**TO BE DONE**
Wherever the word "JSON" appears in a line, extract that line.

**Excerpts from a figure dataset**

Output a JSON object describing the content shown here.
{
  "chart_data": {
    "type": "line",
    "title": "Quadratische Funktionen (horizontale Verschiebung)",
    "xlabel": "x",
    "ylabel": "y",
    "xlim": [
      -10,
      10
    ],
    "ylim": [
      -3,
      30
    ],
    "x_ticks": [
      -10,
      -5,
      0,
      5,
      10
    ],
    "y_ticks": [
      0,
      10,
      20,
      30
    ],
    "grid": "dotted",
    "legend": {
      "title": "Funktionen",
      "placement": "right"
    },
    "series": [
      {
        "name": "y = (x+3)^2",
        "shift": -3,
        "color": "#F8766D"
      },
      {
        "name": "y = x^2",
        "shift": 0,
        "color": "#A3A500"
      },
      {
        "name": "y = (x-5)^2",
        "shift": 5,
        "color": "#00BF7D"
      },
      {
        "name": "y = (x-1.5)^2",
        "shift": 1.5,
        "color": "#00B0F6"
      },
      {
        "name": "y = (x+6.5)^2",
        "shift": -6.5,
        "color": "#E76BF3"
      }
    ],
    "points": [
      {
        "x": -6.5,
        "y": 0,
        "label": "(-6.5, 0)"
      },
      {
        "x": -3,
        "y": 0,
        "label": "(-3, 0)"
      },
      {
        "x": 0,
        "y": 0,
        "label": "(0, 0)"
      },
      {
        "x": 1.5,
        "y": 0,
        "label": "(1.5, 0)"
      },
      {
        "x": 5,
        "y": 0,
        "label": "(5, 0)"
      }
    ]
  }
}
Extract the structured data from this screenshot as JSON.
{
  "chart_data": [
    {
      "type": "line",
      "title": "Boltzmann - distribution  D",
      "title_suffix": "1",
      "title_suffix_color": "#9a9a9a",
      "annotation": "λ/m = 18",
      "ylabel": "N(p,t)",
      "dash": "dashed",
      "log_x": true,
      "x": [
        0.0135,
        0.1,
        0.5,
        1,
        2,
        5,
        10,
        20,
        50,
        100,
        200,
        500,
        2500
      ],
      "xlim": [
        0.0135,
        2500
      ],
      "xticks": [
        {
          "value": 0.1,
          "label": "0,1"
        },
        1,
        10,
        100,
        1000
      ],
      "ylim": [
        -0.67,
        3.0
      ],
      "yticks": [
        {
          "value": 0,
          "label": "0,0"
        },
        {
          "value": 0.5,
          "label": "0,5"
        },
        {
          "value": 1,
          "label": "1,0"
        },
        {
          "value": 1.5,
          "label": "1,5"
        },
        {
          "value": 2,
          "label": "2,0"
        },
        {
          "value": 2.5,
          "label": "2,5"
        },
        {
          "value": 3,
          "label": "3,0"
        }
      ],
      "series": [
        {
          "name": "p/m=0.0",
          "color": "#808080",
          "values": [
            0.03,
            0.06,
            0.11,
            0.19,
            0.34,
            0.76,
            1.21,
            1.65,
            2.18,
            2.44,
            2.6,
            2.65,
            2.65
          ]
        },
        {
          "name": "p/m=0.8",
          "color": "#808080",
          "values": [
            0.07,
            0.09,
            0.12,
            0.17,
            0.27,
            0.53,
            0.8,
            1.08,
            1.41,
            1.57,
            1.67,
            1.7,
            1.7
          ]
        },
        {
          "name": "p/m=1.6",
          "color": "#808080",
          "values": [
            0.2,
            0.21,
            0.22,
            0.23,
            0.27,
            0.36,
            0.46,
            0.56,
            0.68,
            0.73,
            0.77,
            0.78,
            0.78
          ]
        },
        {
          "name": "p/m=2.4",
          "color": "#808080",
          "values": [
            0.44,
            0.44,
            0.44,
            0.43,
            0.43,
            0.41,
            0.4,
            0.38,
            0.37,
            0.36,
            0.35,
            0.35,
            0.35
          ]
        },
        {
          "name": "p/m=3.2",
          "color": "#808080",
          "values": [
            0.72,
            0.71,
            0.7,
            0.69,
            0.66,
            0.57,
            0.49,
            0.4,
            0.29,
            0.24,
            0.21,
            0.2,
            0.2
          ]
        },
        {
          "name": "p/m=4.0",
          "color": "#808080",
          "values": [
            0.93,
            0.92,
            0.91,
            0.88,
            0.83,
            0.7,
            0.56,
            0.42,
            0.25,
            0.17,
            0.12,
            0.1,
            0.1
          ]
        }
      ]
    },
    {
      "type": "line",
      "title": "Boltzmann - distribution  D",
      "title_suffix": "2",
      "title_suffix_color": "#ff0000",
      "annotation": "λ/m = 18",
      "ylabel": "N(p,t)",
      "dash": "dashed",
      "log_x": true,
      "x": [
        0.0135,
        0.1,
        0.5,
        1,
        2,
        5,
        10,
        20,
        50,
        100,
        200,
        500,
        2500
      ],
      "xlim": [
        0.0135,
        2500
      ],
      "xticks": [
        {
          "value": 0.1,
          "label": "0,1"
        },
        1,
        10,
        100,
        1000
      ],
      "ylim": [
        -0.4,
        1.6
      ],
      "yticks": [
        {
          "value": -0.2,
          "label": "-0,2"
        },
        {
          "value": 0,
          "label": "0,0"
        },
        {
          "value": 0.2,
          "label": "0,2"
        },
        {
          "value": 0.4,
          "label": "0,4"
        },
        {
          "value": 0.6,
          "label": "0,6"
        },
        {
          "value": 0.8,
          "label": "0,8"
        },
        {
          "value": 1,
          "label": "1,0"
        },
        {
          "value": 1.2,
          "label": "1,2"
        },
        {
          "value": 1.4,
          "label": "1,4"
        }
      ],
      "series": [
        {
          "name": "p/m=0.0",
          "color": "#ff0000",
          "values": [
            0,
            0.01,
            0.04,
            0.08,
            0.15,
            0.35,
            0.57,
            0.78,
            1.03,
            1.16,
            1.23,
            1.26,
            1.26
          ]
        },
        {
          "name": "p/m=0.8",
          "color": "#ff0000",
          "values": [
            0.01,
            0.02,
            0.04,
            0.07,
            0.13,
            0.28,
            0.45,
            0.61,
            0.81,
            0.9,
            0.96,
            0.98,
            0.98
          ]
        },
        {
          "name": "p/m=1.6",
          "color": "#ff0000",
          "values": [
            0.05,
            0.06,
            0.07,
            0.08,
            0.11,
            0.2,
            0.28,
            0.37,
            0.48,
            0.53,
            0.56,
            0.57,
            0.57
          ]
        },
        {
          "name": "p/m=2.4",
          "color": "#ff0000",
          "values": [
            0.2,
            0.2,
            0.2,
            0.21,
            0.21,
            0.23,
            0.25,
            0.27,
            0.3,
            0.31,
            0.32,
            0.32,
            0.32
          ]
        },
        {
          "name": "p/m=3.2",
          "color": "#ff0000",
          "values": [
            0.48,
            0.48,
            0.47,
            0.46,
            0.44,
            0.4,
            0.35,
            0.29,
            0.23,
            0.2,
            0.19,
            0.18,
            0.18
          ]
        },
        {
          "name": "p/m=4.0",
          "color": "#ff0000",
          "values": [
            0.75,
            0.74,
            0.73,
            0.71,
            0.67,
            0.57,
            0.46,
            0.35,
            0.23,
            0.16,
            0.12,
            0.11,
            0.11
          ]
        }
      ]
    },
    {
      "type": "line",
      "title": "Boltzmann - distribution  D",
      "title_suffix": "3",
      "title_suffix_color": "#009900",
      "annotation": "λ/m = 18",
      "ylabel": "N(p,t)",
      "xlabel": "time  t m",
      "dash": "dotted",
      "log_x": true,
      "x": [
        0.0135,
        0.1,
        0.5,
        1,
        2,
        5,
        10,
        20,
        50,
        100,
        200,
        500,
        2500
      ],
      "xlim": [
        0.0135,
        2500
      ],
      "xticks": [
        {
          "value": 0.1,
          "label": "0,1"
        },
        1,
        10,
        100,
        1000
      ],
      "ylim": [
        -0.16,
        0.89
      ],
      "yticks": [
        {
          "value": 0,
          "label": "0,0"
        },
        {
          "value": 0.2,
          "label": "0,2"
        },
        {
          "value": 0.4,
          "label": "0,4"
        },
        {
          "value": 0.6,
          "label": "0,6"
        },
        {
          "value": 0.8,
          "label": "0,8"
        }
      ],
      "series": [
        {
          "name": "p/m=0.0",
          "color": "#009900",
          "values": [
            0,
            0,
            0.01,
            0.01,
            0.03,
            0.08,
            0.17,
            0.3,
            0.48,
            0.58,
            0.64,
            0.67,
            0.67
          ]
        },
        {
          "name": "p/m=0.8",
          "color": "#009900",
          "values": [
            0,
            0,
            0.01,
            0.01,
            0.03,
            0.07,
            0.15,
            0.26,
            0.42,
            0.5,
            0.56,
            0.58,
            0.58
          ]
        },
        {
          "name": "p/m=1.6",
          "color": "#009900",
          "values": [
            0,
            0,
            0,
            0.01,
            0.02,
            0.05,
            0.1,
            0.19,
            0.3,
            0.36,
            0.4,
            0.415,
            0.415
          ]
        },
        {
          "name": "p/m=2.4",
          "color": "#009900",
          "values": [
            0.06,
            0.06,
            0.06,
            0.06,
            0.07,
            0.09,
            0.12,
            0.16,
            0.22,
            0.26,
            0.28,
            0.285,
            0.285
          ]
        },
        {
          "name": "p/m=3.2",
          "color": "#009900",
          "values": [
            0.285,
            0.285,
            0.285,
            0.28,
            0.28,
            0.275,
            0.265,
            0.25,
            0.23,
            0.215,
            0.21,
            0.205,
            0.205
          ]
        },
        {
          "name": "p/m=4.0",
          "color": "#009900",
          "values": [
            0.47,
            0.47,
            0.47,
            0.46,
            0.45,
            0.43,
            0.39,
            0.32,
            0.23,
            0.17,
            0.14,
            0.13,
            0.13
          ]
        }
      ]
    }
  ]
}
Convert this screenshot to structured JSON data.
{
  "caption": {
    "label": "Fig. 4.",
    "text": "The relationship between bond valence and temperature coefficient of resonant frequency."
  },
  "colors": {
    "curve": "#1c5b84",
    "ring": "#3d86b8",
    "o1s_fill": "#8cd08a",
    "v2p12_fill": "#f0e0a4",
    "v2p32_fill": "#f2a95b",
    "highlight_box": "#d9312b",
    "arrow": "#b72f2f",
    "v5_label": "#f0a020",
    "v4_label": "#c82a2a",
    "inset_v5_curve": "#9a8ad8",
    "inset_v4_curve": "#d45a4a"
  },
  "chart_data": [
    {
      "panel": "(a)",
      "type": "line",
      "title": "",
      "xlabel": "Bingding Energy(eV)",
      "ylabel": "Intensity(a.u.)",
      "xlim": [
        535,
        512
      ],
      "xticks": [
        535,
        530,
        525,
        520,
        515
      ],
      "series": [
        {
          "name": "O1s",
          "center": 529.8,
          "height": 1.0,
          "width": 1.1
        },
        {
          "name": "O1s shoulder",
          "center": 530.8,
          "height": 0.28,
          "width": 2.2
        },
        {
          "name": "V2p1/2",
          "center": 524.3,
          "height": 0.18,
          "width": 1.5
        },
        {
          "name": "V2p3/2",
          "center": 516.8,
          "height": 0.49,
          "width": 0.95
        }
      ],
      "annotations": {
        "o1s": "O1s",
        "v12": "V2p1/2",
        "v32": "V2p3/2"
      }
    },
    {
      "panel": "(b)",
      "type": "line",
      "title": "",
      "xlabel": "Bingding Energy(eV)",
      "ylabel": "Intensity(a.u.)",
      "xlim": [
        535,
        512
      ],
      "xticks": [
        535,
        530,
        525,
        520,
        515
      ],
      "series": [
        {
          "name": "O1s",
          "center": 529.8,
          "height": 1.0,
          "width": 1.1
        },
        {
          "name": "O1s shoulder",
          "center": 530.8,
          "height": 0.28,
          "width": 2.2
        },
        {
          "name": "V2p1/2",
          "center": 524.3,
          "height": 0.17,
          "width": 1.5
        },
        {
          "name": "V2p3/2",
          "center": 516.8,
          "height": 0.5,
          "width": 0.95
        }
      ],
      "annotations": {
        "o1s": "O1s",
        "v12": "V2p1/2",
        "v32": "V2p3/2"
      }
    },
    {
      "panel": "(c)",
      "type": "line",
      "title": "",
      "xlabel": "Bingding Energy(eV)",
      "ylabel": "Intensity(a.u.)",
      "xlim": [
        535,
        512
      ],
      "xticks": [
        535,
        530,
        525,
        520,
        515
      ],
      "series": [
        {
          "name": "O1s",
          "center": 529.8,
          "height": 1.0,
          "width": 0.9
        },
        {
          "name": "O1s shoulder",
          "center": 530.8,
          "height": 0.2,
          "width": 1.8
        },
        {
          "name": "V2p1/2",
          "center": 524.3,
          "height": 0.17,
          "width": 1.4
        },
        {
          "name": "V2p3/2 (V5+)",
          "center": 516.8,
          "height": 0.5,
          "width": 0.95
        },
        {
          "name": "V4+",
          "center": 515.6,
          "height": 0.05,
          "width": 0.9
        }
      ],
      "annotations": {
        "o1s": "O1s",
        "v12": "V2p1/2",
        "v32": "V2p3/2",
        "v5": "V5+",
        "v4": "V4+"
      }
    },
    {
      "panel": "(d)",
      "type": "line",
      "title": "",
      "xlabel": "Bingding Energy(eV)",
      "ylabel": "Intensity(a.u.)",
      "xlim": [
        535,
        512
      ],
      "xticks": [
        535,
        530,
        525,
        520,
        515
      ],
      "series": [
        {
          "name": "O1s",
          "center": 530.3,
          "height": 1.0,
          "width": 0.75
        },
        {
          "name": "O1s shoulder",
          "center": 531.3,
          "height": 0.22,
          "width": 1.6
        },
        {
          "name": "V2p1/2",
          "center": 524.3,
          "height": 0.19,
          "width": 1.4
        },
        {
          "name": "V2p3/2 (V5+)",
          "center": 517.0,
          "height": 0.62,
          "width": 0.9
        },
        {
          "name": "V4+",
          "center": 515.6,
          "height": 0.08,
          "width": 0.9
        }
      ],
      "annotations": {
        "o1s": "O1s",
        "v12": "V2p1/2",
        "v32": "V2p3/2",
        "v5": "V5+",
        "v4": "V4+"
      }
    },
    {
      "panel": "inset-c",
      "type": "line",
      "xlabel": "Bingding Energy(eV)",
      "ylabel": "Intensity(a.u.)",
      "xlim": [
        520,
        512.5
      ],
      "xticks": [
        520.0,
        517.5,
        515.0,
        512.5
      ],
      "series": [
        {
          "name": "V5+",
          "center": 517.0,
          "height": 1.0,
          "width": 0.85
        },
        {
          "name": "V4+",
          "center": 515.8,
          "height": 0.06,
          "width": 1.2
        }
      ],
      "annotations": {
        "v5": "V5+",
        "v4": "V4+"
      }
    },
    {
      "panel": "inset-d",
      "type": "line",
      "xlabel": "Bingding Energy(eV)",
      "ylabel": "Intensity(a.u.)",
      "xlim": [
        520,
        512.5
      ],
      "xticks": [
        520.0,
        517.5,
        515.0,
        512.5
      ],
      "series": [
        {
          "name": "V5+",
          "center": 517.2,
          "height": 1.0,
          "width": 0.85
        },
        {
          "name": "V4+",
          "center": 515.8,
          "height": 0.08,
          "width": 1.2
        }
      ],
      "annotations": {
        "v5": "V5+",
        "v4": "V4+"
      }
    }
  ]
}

**REPLY**
Output a JSON object describing the content shown here.
Extract the structured data from this screenshot as JSON.
Convert this screenshot to structured JSON data.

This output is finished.